— TASK DESCRIPTION —
Return each line containing "DemoData".

[Dataset records]
* START *

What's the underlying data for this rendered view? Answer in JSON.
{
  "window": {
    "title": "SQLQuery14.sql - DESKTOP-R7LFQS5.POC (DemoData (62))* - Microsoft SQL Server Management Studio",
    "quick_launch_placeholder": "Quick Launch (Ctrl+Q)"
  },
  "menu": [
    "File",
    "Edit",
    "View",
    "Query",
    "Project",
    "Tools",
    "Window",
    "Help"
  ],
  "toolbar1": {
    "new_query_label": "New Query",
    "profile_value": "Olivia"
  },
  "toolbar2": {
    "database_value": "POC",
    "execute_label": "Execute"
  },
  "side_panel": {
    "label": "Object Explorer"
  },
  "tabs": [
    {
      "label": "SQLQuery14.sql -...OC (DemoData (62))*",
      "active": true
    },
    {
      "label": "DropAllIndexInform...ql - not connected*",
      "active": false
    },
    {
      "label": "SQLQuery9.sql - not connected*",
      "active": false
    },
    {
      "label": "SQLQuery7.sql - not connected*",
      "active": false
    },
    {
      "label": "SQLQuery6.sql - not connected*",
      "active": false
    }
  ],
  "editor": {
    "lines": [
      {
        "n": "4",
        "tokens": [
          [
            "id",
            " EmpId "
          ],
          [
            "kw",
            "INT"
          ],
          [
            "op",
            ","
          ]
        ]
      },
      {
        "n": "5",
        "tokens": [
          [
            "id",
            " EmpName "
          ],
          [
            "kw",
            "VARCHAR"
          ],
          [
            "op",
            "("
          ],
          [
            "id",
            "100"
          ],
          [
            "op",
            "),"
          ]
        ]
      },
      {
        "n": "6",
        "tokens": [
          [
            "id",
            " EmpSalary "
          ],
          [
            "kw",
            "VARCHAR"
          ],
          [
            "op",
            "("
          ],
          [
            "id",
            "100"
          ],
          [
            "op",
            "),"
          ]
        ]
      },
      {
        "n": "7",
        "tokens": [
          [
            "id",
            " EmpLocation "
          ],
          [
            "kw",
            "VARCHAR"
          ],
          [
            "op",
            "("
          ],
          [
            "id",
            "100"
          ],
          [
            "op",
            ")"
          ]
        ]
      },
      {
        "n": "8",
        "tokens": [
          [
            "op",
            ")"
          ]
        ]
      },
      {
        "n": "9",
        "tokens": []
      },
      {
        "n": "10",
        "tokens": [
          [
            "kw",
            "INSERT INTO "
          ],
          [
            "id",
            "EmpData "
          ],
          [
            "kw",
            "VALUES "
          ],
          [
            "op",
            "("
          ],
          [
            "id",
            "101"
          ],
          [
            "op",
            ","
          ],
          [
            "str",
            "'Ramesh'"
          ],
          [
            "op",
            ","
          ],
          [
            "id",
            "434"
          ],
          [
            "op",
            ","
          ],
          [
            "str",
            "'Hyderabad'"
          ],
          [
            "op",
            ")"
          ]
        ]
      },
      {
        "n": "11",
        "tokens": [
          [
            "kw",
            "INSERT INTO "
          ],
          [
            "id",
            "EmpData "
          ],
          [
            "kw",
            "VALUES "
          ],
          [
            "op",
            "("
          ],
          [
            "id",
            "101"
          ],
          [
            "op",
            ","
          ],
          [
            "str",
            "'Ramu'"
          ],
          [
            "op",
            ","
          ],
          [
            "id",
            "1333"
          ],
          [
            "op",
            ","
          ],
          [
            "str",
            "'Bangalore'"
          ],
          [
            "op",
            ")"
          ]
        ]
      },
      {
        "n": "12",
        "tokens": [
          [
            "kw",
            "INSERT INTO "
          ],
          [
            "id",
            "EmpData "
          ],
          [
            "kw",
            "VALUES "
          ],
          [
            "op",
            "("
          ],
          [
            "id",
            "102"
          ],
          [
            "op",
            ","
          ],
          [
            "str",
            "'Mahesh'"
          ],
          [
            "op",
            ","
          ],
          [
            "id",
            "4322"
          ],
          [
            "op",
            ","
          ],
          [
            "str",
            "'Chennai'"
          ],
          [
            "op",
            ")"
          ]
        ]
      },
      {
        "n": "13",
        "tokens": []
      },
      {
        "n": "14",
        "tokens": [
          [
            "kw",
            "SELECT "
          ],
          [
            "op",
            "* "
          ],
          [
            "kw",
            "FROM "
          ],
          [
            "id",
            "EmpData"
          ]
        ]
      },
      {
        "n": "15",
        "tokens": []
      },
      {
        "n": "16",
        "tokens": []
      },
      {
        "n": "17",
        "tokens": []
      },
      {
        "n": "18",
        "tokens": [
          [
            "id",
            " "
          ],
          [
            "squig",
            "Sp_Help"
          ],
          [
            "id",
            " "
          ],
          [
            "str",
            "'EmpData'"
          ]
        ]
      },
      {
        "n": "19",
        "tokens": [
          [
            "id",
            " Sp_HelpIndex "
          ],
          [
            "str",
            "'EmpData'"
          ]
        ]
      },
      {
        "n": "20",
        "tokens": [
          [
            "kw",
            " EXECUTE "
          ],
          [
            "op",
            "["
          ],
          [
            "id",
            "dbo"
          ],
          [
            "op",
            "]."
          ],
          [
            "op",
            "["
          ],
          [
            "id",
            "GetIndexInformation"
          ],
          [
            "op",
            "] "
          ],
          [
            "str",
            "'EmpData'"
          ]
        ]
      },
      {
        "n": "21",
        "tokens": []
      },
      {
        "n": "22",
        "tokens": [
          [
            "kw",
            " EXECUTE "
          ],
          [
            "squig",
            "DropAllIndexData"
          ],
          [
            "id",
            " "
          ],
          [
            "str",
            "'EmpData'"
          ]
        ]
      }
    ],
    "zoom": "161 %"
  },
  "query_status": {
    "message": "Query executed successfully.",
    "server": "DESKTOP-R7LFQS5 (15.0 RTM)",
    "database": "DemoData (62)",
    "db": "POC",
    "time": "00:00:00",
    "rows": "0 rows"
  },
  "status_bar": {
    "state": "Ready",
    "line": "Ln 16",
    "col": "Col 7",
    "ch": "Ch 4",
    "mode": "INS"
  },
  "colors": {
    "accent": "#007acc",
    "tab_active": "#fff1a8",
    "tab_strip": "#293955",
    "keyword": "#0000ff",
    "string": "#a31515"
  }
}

* END *

— EXERCISE OUTPUT —
    "title": "SQLQuery14.sql - DESKTOP-R7LFQS5.POC (DemoData (62))* - Microsoft SQL Server Management Studio",
      "label": "SQLQuery14.sql -...OC (DemoData (62))*",
    "database": "DemoData (62)",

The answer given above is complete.